Written instruction » Which lines below hold the word "have"? Report each one.

--- Start of Task inputs ---

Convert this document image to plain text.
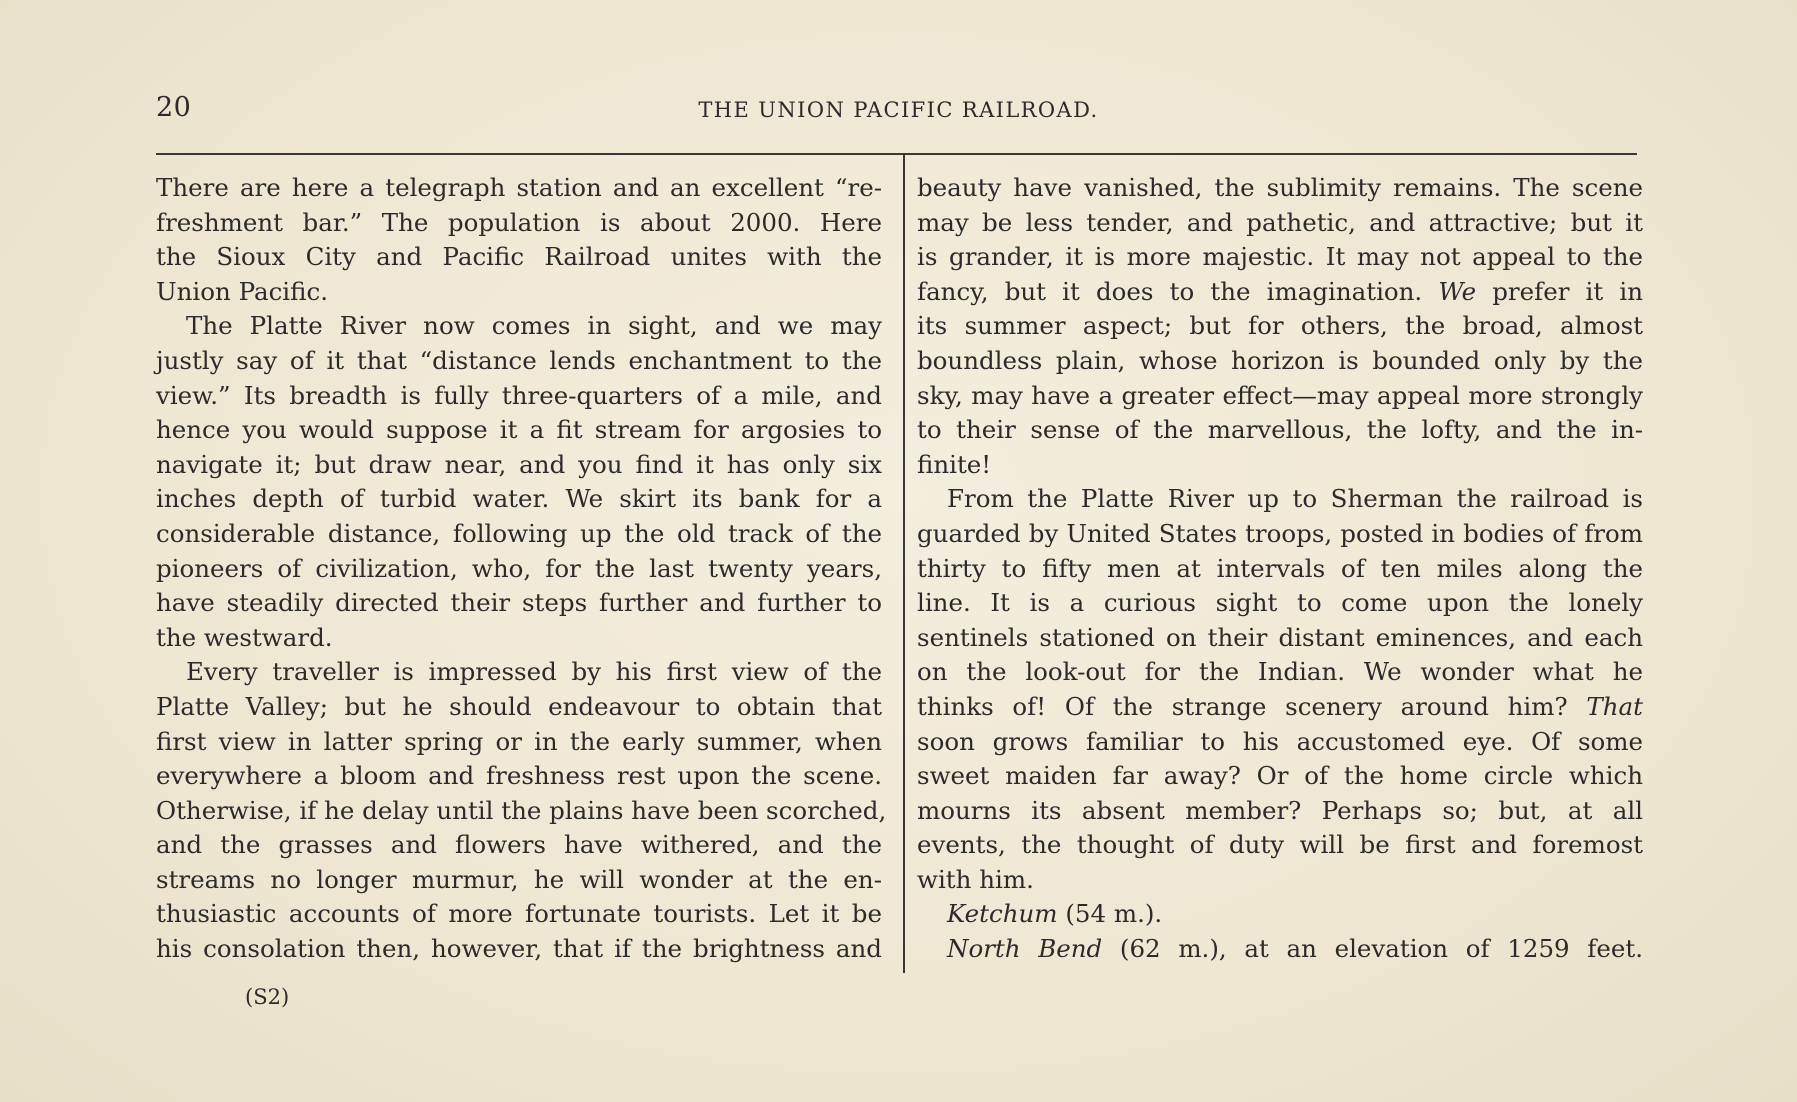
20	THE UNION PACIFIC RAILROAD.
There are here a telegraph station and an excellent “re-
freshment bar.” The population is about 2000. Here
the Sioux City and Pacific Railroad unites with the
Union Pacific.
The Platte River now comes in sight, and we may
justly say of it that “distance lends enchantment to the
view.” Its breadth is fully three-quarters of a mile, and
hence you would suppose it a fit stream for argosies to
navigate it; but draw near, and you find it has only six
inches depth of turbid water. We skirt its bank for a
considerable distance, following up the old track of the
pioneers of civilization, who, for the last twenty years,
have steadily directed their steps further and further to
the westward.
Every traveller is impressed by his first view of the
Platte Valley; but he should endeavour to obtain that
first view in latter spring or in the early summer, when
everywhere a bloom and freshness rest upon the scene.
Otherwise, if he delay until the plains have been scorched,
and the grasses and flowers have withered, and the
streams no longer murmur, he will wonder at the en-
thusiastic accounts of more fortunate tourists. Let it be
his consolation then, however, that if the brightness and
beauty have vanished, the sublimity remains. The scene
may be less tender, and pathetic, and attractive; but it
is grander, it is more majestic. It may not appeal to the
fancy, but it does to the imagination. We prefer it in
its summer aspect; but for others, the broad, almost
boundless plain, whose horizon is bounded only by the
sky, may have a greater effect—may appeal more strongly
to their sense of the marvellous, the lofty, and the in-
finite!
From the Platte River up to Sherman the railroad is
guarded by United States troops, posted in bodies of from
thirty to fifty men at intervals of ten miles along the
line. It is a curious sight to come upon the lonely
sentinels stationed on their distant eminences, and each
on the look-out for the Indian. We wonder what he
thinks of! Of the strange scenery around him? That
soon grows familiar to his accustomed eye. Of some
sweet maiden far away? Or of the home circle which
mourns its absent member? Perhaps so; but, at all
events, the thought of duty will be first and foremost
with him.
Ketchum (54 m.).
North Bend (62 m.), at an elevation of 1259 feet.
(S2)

--- End of Task inputs ---

The result »
have steadily directed their steps further and further to
Otherwise, if he delay until the plains have been scorched,
and the grasses and flowers have withered, and the
beauty have vanished, the sublimity remains. The scene
sky, may have a greater effect—may appeal more strongly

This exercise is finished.